→ **Provided information**:
______________________________
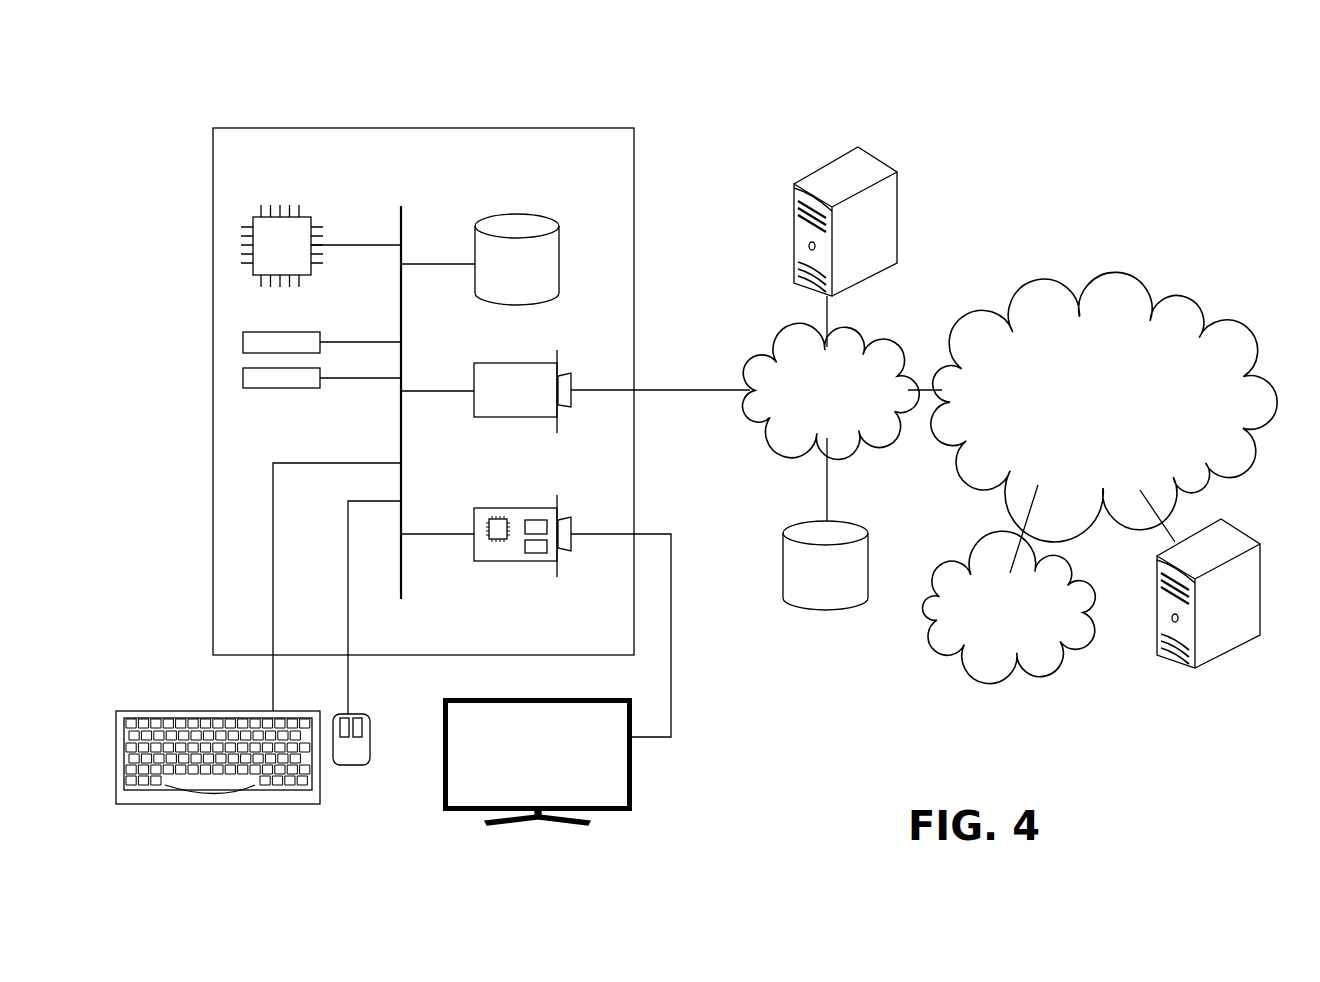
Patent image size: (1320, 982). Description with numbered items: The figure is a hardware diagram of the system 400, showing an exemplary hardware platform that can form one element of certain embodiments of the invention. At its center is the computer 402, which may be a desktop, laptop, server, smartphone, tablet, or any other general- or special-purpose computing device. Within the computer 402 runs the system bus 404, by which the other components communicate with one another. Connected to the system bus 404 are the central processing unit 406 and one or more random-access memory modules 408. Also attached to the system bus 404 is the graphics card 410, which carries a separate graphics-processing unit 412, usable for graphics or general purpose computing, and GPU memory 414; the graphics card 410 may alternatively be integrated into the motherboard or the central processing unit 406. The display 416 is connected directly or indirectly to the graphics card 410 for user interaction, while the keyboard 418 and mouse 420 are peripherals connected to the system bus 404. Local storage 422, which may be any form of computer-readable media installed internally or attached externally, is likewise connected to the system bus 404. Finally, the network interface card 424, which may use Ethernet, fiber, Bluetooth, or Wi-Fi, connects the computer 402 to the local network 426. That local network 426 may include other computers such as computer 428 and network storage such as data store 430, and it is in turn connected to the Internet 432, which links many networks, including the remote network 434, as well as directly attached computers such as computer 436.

The system 400 is at (286, 91).
The computer 402 is at (588, 127).
The system bus 404 is at (402, 217).
The central processing unit 406 is at (306, 215).
The random-access memory modules 408 is at (320, 377).
The graphics card 410 is at (547, 599).
The graphics-processing unit 412 is at (497, 539).
The GPU memory 414 is at (533, 553).
The display 416 is at (633, 792).
The keyboard 418 is at (220, 805).
The mouse 420 is at (348, 767).
The local storage 422 is at (562, 247).
The network interface card 424 is at (473, 372).
The local network 426 is at (880, 348).
The computer 428 is at (885, 160).
The data store 430 is at (860, 523).
The Internet 432 is at (1143, 312).
The remote network 434 is at (1062, 567).
The computer 436 is at (1235, 523).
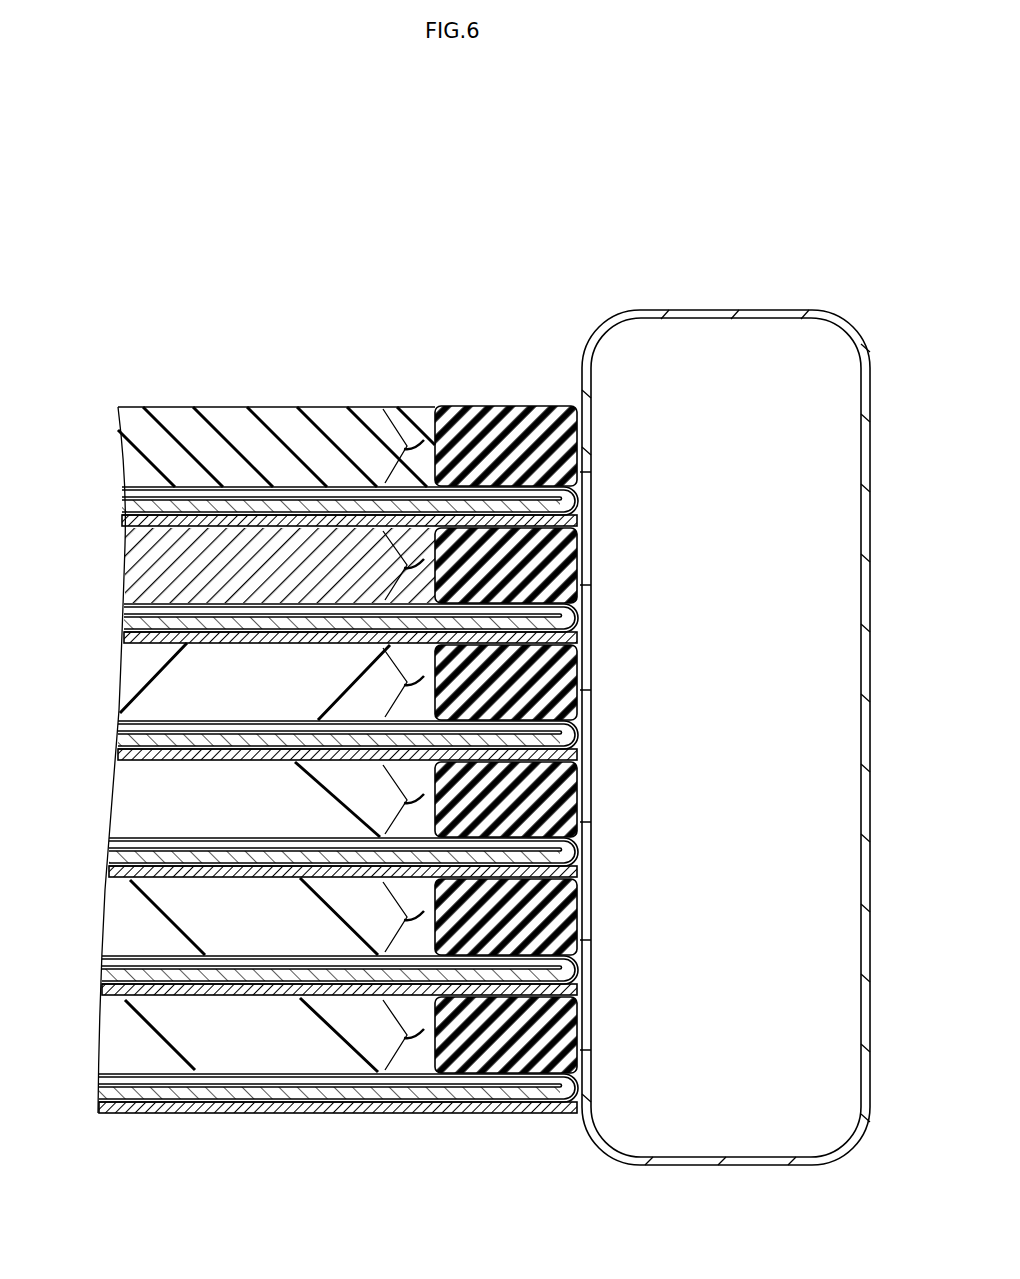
______________________________
→ **Given task**: Please recast the records above as a JSON list of strings with one string per line, skipping blank lines and leaving the pictures out.

→ **Output for this task**:
[
  "Patent image size: (1320, 982). Description with numbered items: The figure is a hardware diagram of the system 400, showing an exemplary hardware platform that can form one element of certain embodiments of the invention. At its center is the computer 402, which may be a desktop, laptop, server, smartphone, tablet, or any other general- or special-purpose computing device. Within the computer 402 runs the system bus 404, by which the other components communicate with one another. Connected to the system bus 404 are the central processing unit 406 and one or more random-access memory modules 408. Also attached to the system bus 404 is the graphics card 410, which carries a separate graphics-processing unit 412, usable for graphics or general purpose computing, and GPU memory 414; the graphics card 410 may alternatively be integrated into the motherboard or the central processing unit 406. The display 416 is connected directly or indirectly to the graphics card 410 for user interaction, while the keyboard 418 and mouse 420 are peripherals connected to the system bus 404. Local storage 422, which may be any form of computer-readable media installed internally or attached externally, is likewise connected to the system bus 404. Finally, the network interface card 424, which may use Ethernet, fiber, Bluetooth, or Wi-Fi, connects the computer 402 to the local network 426. That local network 426 may include other computers such as computer 428 and network storage such as data store 430, and it is in turn connected to the Internet 432, which links many networks, including the remote network 434, as well as directly attached computers such as computer 436.",
  "The system 400 is at (286, 91).",
  "The computer 402 is at (588, 127).",
  "The system bus 404 is at (402, 217).",
  "The central processing unit 406 is at (306, 215).",
  "The random-access memory modules 408 is at (320, 377).",
  "The graphics card 410 is at (547, 599).",
  "The graphics-processing unit 412 is at (497, 539).",
  "The GPU memory 414 is at (533, 553).",
  "The display 416 is at (633, 792).",
  "The keyboard 418 is at (220, 805).",
  "The mouse 420 is at (348, 767).",
  "The local storage 422 is at (562, 247).",
  "The network interface card 424 is at (473, 372).",
  "The local network 426 is at (880, 348).",
  "The computer 428 is at (885, 160).",
  "The data store 430 is at (860, 523).",
  "The Internet 432 is at (1143, 312).",
  "The remote network 434 is at (1062, 567).",
  "The computer 436 is at (1235, 523)."
]